Your instructions:
Can you format everything from the start of the records down to the line containing "tree-device-item[interactable]: 体育岗东 bbox=[1103, 197, 1255, 212]" as a Markdown table with a Row column giving each line's number and a Text column holding the line, leaving out any blank lines?

Raw data:

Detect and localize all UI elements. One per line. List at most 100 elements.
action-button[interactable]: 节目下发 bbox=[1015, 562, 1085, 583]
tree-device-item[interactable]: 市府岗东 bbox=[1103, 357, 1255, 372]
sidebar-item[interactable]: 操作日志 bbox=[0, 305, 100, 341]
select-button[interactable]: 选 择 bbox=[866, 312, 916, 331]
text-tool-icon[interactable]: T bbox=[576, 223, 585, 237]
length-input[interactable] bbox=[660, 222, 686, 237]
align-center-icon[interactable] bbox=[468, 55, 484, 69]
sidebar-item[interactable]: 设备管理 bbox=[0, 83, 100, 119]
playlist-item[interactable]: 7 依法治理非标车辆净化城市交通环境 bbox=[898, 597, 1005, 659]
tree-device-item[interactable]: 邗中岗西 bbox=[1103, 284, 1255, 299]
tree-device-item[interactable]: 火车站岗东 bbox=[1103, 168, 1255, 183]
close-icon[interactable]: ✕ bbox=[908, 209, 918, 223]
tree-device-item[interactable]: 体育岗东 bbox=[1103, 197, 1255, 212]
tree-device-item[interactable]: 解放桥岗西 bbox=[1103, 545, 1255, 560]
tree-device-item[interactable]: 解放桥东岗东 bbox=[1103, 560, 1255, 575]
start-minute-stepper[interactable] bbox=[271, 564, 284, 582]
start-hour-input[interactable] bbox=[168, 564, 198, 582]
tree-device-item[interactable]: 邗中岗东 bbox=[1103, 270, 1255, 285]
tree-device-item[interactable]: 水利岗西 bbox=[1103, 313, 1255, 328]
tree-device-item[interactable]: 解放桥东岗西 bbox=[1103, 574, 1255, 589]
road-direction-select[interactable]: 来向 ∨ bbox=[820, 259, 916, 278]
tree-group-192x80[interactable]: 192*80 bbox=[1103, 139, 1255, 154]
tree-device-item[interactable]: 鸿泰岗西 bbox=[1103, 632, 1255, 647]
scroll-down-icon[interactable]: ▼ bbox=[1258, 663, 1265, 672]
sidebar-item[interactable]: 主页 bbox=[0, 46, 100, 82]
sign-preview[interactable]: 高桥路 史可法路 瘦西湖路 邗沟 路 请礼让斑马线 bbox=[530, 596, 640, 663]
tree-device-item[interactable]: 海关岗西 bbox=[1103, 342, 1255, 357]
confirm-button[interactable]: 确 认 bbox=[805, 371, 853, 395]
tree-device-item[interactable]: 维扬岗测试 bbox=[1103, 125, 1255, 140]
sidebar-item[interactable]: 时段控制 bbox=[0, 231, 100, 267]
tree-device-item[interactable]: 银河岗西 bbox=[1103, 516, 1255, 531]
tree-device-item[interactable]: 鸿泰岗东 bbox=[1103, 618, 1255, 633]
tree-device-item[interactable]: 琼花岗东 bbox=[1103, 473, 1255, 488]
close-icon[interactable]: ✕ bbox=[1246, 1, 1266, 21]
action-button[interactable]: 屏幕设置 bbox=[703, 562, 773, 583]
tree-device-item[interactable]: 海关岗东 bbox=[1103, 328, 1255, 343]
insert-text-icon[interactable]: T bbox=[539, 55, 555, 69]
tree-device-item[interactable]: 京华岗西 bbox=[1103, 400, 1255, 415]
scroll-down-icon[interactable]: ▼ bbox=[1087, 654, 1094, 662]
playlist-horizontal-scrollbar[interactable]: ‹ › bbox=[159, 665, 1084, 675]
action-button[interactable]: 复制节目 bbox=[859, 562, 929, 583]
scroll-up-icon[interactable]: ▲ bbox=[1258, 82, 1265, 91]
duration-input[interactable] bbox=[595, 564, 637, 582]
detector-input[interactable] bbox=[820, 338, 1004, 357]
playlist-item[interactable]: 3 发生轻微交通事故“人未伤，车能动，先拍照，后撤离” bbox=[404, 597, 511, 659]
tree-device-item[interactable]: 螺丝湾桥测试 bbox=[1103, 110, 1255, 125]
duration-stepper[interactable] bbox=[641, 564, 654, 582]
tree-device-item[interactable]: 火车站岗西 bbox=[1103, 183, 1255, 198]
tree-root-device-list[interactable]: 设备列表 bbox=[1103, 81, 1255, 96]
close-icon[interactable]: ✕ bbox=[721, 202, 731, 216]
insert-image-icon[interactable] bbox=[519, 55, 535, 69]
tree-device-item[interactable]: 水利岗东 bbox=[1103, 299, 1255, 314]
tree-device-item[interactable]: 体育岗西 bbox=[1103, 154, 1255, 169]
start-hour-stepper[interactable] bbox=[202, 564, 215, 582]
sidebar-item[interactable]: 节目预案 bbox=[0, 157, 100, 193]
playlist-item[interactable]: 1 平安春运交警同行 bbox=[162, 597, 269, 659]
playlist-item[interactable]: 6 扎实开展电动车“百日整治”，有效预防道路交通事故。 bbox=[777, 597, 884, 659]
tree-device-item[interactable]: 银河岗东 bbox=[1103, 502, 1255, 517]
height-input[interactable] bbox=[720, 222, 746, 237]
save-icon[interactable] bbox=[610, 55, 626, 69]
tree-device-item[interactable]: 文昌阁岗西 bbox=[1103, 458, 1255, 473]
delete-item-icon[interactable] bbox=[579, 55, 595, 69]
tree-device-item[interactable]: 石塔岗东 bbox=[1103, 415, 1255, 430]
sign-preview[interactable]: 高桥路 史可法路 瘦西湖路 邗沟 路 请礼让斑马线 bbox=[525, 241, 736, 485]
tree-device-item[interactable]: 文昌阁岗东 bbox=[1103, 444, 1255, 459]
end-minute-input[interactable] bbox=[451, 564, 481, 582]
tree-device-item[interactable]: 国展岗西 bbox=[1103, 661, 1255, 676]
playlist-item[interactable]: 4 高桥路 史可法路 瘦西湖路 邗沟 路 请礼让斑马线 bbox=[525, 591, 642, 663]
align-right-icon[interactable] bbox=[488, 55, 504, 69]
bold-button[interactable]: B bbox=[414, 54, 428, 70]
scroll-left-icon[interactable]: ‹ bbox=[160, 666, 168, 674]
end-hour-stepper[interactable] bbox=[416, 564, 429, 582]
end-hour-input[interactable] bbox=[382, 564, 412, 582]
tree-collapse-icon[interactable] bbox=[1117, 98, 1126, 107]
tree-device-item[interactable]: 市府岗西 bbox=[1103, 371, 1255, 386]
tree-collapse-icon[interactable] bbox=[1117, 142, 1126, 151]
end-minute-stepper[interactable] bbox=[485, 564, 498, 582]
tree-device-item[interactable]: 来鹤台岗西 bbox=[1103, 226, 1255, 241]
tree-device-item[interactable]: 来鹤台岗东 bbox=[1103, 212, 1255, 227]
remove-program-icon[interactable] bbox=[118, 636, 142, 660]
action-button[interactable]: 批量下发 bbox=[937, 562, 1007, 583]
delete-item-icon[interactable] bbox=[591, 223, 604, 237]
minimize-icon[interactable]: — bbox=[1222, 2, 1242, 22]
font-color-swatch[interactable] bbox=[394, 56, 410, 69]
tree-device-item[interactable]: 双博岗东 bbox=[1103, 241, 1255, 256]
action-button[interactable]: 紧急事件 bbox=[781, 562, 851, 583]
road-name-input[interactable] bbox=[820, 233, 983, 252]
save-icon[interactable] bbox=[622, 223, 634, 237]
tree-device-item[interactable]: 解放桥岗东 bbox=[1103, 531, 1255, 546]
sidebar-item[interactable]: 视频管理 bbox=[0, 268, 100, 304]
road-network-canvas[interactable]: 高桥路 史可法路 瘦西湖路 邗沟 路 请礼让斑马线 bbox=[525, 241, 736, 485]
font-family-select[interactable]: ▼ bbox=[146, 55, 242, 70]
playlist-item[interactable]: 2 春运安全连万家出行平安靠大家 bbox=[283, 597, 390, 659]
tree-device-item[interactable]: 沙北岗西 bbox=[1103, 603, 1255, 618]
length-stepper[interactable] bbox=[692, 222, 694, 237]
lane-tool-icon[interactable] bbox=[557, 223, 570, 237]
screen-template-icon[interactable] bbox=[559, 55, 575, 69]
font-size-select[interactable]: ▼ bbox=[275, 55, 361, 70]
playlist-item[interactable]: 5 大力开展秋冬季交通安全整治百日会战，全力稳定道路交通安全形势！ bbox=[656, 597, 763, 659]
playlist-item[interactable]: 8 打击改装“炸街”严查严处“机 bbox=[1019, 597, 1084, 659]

Full answer:
| Row | Text |
|---|---|
| 1 | Detect and localize all UI elements. One per line. List at most 100 elements. |
| 2 | action-button[interactable]: 节目下发 bbox=[1015, 562, 1085, 583] |
| 3 | tree-device-item[interactable]: 市府岗东 bbox=[1103, 357, 1255, 372] |
| 4 | sidebar-item[interactable]: 操作日志 bbox=[0, 305, 100, 341] |
| 5 | select-button[interactable]: 选 择 bbox=[866, 312, 916, 331] |
| 6 | text-tool-icon[interactable]: T bbox=[576, 223, 585, 237] |
| 7 | length-input[interactable] bbox=[660, 222, 686, 237] |
| 8 | align-center-icon[interactable] bbox=[468, 55, 484, 69] |
| 9 | sidebar-item[interactable]: 设备管理 bbox=[0, 83, 100, 119] |
| 10 | playlist-item[interactable]: 7 依法治理非标车辆净化城市交通环境 bbox=[898, 597, 1005, 659] |
| 11 | tree-device-item[interactable]: 邗中岗西 bbox=[1103, 284, 1255, 299] |
| 12 | tree-device-item[interactable]: 火车站岗东 bbox=[1103, 168, 1255, 183] |
| 13 | close-icon[interactable]: ✕ bbox=[908, 209, 918, 223] |
| 14 | tree-device-item[interactable]: 体育岗东 bbox=[1103, 197, 1255, 212] |